TRAVAIL DEMANDÉ: Recopiez fidèlement le passage de l'article ci-dessous sur les écrivains et Twitter qui commence par « Delphine Peras pour » et se poursuit jusqu'à « prêter au jeu. » inclus.
#### TEXTE FOURNI
Delphine Peras pour L’express.fr Culture fait là un papier très sympa sur l’hésitation et le doute que Twitter met dans la « plume » des écrivains : entre séduction et détestation pour une querelle revisitée des Anciens et des Modernes ! Si certains écrivains gazouillent gaiement sur le réseau social, d’autres refusent absolument de se prêter au jeu.
« Tweeter ou ne pas tweeter, telle est la question » : ce commentaire de David Foenkinos, posté le 3 juillet, résume le dilemme de l’écrivain français tenté à son tour de « gazouiller » sur le réseau de micro-blogging aux 383 millions d’utilisateurs, dont 5,7 millions en France, créé en 2006 à San Francisco.
########
#### DONNÉES FOURNIES
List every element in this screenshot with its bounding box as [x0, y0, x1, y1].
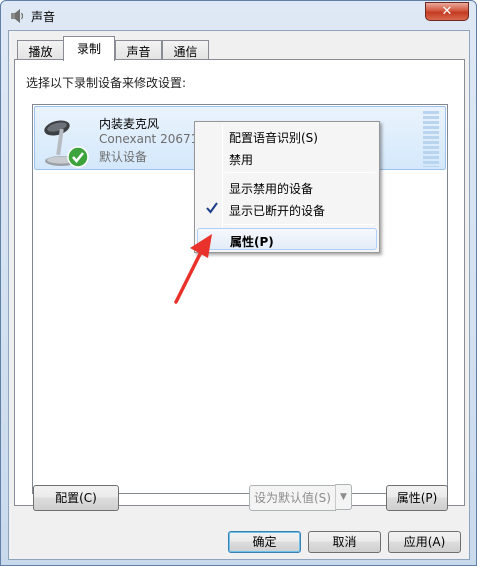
- context-menu: 配置语音识别(S) 禁用 显示禁用的设备 显示已断开的设备 属性(P): [194, 121, 380, 253]
- cancel-button[interactable]: 取消: [308, 531, 381, 553]
- green-check-icon: [67, 146, 89, 168]
- menu-item-show-disconnected[interactable]: 显示已断开的设备: [197, 198, 377, 220]
- speaker-icon: [11, 9, 24, 23]
- tab-communications[interactable]: 通信: [162, 40, 209, 60]
- menu-item-label: 属性(P): [230, 235, 274, 249]
- tab-label: 播放: [28, 45, 53, 59]
- checkmark-icon: [206, 202, 218, 214]
- close-button[interactable]: ✕: [425, 2, 469, 21]
- menu-item-disable[interactable]: 禁用: [197, 147, 377, 169]
- device-name: 内装麦克风: [99, 117, 160, 131]
- menu-item-label: 禁用: [229, 153, 254, 167]
- sound-dialog: 声音 ✕ 播放 录制 声音 通信 选择以下录制设备来修改设置: 内装麦克风 Co…: [0, 0, 477, 566]
- menu-item-properties[interactable]: 属性(P): [197, 228, 377, 250]
- tab-label: 通信: [173, 45, 198, 59]
- tab-label: 声音: [126, 45, 151, 59]
- apply-button[interactable]: 应用(A): [388, 531, 461, 553]
- annotation-arrow-icon: [174, 234, 212, 304]
- instruction-label: 选择以下录制设备来修改设置:: [26, 76, 187, 90]
- menu-item-label: 配置语音识别(S): [229, 131, 318, 145]
- window-title: 声音: [31, 10, 56, 24]
- configure-button[interactable]: 配置(C): [33, 485, 119, 511]
- menu-item-label: 显示禁用的设备: [229, 182, 314, 196]
- device-driver: Conexant 20671: [99, 132, 199, 146]
- menu-separator: [225, 224, 375, 225]
- close-icon: ✕: [441, 4, 453, 19]
- menu-item-label: 显示已断开的设备: [229, 204, 326, 218]
- properties-button[interactable]: 属性(P): [386, 485, 448, 511]
- menu-item-configure-speech[interactable]: 配置语音识别(S): [197, 125, 377, 147]
- level-meter: [423, 111, 439, 167]
- set-default-dropdown-arrow: ▼: [335, 484, 352, 510]
- tab-sounds[interactable]: 声音: [115, 40, 162, 60]
- device-status: 默认设备: [99, 150, 148, 164]
- tab-label: 录制: [76, 42, 101, 56]
- title-bar[interactable]: 声音 ✕: [1, 1, 476, 31]
- dialog-client-area: 播放 录制 声音 通信 选择以下录制设备来修改设置: 内装麦克风 Conexan…: [8, 30, 470, 560]
- ok-button[interactable]: 确定: [228, 531, 301, 553]
- menu-separator: [225, 172, 375, 173]
- tab-recording[interactable]: 录制: [63, 36, 115, 61]
- menu-item-show-disabled[interactable]: 显示禁用的设备: [197, 176, 377, 198]
- set-default-button: 设为默认值(S): [249, 485, 336, 511]
- tab-playback[interactable]: 播放: [17, 40, 64, 60]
########
TRAVAIL RÉALISÉ:
Delphine Peras pour L’express.fr Culture fait là un papier très sympa sur l’hésitation et le doute que Twitter met dans la « plume » des écrivains : entre séduction et détestation pour une querelle revisitée des Anciens et des Modernes ! Si certains écrivains gazouillent gaiement sur le réseau social, d’autres refusent absolument de se prêter au jeu.